◆ **Task statement**:
Find every line with the word "name". Copy those lines.
>> start Material supplied
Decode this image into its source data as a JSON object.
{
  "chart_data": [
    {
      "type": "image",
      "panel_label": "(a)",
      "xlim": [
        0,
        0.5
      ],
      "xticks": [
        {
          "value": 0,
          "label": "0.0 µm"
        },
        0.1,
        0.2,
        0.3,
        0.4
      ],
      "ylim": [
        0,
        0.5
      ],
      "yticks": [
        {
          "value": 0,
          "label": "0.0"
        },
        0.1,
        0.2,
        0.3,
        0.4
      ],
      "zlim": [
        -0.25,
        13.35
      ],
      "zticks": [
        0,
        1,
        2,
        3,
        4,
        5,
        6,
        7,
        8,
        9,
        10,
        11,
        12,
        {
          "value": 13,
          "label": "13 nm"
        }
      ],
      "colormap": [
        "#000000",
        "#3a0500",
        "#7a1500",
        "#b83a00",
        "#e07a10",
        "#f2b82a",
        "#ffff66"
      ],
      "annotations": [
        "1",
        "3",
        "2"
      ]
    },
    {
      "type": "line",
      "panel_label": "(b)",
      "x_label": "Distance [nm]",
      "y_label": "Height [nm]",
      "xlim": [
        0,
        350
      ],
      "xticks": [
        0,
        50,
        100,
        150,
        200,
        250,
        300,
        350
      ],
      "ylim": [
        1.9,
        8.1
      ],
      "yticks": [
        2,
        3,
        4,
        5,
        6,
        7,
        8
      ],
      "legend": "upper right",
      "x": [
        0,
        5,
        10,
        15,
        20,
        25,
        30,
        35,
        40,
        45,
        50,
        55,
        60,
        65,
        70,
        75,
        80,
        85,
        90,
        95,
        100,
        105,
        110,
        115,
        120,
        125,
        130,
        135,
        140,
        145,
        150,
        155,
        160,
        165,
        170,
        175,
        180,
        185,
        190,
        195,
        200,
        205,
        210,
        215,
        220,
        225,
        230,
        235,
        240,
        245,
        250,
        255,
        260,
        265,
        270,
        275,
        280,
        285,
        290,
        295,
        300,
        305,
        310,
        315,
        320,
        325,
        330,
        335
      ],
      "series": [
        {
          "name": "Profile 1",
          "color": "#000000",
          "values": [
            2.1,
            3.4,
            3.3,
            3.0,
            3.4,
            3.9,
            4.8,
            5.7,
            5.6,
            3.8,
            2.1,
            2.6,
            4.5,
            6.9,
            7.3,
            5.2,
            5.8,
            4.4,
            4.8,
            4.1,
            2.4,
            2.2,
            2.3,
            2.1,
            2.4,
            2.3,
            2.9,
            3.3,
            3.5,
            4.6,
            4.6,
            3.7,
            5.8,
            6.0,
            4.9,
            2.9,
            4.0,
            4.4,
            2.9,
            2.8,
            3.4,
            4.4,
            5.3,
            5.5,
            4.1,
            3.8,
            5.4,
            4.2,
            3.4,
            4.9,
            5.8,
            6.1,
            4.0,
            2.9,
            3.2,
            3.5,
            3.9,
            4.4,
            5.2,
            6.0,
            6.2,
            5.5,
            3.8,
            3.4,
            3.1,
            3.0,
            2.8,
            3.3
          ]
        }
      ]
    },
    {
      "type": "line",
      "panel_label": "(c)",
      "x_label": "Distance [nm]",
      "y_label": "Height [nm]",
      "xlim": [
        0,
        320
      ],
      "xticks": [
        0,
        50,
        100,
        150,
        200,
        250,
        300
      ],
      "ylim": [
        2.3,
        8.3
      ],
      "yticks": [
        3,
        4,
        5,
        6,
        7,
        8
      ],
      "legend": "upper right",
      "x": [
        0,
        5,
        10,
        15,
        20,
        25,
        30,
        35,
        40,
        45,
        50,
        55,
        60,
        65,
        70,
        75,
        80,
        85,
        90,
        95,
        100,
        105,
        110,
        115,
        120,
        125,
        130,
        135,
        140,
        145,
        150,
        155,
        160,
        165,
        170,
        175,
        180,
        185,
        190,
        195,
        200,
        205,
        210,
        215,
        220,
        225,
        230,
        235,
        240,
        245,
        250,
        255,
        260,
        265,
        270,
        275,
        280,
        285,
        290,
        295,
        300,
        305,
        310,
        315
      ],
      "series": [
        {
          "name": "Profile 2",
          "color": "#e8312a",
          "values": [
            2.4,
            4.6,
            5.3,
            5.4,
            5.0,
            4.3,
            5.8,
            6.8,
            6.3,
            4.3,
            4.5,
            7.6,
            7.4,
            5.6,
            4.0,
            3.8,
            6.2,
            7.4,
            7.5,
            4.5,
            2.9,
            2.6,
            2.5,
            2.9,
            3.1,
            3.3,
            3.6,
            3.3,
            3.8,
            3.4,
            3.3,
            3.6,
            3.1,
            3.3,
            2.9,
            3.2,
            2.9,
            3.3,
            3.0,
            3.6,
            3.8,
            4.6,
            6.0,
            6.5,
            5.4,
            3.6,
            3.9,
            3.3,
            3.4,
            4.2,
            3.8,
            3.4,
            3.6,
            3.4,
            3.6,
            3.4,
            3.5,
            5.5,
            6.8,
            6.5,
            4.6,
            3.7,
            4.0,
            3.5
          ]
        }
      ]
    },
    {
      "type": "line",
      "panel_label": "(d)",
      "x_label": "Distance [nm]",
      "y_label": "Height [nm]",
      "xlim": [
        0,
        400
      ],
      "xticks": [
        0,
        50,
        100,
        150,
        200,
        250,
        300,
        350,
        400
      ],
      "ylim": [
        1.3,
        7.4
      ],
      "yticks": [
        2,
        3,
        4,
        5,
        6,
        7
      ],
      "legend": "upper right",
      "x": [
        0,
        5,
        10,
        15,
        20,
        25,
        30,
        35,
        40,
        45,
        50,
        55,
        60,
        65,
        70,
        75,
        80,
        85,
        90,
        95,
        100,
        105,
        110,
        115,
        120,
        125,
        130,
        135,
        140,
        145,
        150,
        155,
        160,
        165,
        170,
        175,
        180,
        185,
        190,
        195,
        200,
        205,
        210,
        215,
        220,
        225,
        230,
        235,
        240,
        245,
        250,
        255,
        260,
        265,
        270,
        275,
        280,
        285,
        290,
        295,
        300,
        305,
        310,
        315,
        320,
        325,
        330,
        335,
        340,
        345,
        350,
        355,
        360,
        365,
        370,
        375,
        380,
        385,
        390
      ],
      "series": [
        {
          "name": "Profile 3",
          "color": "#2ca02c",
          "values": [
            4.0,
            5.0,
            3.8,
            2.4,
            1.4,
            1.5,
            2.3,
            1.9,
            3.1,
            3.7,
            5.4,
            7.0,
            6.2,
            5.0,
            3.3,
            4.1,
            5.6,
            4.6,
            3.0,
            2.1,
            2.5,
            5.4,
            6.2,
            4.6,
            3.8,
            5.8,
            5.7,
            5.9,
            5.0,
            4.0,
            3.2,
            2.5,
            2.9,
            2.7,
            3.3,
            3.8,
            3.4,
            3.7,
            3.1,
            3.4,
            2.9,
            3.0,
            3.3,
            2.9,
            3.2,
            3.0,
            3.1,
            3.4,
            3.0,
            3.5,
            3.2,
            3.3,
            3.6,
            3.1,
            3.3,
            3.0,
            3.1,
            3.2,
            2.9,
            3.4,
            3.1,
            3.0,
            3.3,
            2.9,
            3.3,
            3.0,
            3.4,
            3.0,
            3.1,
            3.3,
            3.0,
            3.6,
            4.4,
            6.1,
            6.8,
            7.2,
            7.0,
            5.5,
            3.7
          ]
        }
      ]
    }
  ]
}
>> end Material supplied
◆ **Written response**:
          "name": "Profile 1",
          "name": "Profile 2",
          "name": "Profile 3",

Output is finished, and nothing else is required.